*Task objective:* Locate the lines that hold the string "matin". Copy every such line.

*Extracted material:*
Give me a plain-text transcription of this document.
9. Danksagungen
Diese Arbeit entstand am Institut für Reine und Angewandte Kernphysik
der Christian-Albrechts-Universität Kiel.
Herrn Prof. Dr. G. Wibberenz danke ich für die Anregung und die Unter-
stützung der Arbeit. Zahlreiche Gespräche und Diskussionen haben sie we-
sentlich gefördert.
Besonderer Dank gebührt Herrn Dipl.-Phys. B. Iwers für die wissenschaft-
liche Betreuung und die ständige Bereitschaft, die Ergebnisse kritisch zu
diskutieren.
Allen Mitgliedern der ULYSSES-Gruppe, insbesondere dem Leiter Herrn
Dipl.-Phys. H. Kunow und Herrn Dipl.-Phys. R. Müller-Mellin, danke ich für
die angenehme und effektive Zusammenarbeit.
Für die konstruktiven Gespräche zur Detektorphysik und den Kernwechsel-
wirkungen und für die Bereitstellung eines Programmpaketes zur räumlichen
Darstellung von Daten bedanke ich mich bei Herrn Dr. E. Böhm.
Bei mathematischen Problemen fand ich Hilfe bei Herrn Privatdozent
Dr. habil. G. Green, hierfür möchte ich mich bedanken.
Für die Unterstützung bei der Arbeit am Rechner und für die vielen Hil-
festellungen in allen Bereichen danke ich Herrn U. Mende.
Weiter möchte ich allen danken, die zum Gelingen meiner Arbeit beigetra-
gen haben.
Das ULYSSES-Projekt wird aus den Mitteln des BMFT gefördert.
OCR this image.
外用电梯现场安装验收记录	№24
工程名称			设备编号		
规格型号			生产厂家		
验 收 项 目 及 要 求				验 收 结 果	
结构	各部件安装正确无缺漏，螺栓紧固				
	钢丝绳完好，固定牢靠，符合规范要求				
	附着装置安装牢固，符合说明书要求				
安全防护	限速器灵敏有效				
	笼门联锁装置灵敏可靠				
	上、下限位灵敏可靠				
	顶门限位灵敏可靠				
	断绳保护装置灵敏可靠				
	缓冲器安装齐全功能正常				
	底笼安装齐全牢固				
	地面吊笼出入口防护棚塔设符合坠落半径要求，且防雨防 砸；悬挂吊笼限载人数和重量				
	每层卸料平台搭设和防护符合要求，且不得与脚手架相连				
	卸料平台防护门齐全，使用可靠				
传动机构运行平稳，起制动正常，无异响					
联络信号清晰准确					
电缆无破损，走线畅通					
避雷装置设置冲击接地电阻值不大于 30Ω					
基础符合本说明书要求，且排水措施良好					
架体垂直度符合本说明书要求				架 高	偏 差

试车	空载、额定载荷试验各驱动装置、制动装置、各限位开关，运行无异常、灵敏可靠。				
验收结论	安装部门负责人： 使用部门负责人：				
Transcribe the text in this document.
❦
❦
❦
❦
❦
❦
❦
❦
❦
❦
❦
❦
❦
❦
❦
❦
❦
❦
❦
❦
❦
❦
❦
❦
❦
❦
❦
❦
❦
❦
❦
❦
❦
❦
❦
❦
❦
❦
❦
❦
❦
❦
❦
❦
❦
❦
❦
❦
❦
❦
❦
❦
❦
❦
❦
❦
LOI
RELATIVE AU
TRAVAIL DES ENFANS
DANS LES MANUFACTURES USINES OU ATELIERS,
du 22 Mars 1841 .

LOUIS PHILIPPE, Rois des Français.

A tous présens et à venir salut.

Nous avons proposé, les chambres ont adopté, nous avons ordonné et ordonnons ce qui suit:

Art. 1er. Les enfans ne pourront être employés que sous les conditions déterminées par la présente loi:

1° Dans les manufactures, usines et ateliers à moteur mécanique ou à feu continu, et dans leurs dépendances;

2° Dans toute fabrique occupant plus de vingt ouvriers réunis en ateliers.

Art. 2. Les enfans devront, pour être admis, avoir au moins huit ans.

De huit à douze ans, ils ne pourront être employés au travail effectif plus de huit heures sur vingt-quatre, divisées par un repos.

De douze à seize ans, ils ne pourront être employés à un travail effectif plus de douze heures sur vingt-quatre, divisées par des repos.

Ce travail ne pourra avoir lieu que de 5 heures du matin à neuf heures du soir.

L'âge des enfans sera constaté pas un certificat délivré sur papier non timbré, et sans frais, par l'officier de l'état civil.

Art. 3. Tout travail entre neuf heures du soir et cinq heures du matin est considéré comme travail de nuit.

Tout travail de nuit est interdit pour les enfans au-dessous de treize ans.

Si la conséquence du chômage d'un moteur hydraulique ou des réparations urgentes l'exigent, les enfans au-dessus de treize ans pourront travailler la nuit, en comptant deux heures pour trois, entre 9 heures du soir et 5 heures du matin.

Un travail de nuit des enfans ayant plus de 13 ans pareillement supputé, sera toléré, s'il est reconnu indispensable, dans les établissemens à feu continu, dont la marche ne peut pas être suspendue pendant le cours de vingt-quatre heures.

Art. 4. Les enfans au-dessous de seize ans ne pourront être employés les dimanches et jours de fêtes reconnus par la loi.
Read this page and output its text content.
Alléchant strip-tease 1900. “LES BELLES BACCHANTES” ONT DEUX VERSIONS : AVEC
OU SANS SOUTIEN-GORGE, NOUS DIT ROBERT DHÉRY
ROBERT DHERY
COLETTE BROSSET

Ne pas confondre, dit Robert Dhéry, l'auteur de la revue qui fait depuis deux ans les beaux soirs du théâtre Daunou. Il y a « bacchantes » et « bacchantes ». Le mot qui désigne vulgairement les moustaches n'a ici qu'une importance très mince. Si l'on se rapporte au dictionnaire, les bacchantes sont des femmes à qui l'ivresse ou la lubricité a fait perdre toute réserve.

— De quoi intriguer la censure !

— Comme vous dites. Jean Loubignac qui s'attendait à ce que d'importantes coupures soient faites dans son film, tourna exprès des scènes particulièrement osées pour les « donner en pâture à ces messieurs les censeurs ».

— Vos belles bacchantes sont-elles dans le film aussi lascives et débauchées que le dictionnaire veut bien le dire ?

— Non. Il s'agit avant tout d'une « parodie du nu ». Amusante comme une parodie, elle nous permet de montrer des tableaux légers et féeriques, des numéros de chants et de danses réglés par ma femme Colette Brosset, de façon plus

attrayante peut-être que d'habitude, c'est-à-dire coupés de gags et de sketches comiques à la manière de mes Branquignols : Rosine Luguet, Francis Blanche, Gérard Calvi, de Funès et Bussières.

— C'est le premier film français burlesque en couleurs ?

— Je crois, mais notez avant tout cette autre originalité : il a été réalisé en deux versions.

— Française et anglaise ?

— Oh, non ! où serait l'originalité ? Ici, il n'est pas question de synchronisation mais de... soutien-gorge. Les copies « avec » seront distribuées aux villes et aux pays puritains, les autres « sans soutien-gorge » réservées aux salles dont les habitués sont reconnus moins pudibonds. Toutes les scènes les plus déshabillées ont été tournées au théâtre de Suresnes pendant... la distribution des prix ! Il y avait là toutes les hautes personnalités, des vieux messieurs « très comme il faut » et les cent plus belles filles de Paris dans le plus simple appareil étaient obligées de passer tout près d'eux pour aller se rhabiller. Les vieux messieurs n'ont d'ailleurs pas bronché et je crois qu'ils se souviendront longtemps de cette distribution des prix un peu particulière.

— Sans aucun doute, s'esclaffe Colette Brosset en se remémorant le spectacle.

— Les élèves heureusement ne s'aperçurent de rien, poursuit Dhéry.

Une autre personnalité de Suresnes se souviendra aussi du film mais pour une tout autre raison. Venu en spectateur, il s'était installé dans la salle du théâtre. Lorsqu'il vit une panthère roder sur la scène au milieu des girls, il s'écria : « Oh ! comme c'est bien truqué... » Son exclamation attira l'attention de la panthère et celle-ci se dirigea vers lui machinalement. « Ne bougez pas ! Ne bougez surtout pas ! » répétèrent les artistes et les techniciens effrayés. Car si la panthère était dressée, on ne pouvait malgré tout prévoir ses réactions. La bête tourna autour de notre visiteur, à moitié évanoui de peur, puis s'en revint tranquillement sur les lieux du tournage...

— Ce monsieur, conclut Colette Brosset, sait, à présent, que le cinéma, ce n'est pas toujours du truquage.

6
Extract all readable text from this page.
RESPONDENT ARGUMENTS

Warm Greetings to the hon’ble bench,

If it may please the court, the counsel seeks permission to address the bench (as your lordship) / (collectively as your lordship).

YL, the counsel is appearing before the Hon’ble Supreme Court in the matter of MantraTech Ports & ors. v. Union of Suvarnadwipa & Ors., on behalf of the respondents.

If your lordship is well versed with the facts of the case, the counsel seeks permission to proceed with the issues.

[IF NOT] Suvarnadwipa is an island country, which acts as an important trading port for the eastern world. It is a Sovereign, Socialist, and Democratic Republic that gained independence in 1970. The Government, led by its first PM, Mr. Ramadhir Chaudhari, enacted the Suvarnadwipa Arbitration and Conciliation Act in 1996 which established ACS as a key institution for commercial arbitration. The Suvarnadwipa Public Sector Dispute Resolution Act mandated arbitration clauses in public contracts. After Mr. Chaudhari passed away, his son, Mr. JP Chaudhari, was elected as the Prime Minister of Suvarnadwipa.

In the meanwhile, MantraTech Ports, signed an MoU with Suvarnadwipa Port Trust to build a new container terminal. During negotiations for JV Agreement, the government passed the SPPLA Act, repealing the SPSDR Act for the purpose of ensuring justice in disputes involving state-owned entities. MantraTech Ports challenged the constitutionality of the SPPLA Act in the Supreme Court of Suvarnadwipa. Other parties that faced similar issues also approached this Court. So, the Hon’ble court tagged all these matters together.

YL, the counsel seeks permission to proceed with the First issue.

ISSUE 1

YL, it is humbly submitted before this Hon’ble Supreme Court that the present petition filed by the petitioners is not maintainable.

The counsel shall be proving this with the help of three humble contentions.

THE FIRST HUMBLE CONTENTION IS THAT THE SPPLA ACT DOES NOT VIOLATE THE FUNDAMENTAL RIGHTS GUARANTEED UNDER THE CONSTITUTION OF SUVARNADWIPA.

*Response to the task:*
Ce travail ne pourra avoir lieu que de 5 heures du matin à neuf heures du soir.
Art. 3. Tout travail entre neuf heures du soir et cinq heures du matin est considéré comme travail de nuit.
Si la conséquence du chômage d'un moteur hydraulique ou des réparations urgentes l'exigent, les enfans au-dessus de treize ans pourront travailler la nuit, en comptant deux heures pour trois, entre 9 heures du soir et 5 heures du matin.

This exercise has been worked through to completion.